(SELECTION):
------------------------------------------------------------

Gatland revels in historical win
February 25, 2012
Scott Williams goes over for the match-winning score © Getty Images
Warren Gatland singled out Wales' "composure and character" after seeing his side claim the Triple Crown with a 19-12 victory over England at Twickenham.
Scott Williams scored the winning touchdown in the second half and Leigh Halfpenny kicked 14 points for Wales while fly-half Owen Farrell kicked four penalties for England. It was the first time Wales had ever won the Triple Crown at Twickenham.
Gatland said: "I said to the players before the game they had a chance to create history. They've done that and I'm delighted. It was a great Test match. England's defence was excellent. Maybe the occasion got to some of our younger players, Leigh Halfpenny missing his first kick and maybe Rhys Priestland did not have his best game but he came through that.
"We showed signs of great composure and character, that's a sign of a team which will get better in time."
England coach Stuart Lancaster, who had called for his team to improve their game by 10 per cent following narrow victories against Scotland and Italy, said: "We are very disappointed to lose but proud of the players and the effort they put in. It was a great Test match and all credit to Wales. Both sides gave it 100 per cent.
"We did improve. The intensity and the pressure of the situation and the inexperience in the squad were all things to test us but we played with credit and did the rose proud. There are lots of lessons we can learn but games at this level are going to be won by very fine margins. It's up to us to learn those lessons and move on and that's part of team development.

------------------------------------------------------------

(ENTRIES SHOWN):
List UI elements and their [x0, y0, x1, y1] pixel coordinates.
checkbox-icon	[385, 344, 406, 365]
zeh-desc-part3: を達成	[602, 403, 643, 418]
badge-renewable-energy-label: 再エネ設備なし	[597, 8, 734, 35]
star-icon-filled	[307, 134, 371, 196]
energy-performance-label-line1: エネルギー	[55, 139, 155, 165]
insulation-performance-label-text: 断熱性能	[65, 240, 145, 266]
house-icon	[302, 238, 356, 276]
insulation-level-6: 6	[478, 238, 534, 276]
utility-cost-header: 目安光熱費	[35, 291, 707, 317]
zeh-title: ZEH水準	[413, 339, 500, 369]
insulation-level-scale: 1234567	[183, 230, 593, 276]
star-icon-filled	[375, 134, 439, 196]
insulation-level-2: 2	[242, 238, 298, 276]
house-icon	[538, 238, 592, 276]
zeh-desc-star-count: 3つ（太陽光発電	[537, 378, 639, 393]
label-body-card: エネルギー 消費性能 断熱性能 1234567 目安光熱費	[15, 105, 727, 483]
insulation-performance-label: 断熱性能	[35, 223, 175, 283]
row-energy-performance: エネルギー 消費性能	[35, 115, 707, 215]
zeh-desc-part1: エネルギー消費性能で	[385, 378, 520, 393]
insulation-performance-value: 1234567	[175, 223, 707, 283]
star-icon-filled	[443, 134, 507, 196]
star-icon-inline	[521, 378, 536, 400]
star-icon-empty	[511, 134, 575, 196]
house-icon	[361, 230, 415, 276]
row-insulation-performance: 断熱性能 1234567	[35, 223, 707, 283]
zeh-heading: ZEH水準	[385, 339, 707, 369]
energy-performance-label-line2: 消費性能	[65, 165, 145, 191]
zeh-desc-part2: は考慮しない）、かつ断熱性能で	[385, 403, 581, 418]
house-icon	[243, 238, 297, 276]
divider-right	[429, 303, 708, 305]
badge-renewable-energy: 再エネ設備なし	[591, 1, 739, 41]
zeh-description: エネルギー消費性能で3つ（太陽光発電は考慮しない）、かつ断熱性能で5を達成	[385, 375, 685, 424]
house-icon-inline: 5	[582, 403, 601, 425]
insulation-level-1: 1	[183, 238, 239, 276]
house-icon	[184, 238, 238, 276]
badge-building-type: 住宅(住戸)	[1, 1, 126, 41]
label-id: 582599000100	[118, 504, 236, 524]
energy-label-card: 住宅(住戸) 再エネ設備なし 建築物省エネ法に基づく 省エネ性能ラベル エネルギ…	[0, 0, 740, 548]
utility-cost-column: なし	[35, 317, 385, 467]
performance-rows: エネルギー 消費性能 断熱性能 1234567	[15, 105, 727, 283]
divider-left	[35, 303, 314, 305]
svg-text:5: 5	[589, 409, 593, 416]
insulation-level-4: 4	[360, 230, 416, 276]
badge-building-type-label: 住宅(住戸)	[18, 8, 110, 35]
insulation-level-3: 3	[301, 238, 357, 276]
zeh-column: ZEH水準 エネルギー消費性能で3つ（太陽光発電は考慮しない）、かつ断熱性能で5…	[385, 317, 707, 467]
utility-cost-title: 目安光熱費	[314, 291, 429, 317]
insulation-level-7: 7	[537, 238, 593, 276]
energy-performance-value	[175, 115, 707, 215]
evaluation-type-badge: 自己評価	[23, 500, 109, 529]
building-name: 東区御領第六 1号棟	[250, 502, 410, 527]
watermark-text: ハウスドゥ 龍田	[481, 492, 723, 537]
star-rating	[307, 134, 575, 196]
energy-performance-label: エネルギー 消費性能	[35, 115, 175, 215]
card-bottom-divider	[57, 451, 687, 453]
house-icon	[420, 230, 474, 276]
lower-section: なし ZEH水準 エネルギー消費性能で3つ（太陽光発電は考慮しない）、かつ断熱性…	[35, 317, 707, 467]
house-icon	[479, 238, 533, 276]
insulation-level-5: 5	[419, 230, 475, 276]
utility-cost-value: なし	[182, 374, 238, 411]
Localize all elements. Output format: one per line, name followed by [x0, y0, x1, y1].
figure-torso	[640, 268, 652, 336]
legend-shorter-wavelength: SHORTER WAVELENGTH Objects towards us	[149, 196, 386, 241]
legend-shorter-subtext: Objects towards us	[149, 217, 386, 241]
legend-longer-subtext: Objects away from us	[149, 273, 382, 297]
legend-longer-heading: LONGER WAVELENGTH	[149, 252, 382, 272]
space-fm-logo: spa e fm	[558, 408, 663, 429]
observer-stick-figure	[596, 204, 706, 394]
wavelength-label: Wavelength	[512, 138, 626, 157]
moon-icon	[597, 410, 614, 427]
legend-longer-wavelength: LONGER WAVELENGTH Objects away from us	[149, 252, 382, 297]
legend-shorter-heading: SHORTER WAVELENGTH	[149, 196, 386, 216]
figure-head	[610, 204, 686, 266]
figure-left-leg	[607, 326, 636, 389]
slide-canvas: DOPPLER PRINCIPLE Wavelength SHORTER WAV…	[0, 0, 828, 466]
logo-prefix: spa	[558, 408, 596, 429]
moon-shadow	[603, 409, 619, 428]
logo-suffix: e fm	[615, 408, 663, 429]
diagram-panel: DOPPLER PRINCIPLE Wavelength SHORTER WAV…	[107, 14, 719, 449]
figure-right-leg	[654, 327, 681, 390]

------------------------------------------------------------

(WHAT THIS EXERCISE ASKS):
a) Answer these questions from the match report:
(i) What was the final score of the game?
(ii) Which England player kicked four penalties?
(iii) Which two teams had England narrowly beaten before this match?
b) Swap "composure" for "calm" in the match report, starting with "Gatland revels in" and going on through "England at Twickenham.".

(TASK-BY-TASK SOLUTIONS):
a)
(i) Wales won 19-12.
(ii) Owen Farrell.
(iii) Scotland and Italy.

b)
Gatland revels in historical win
February 25, 2012
Scott Williams goes over for the match-winning score © Getty Images
Warren Gatland singled out Wales' "calm and character" after seeing his side claim the Triple Crown with a 19-12 victory over England at Twickenham.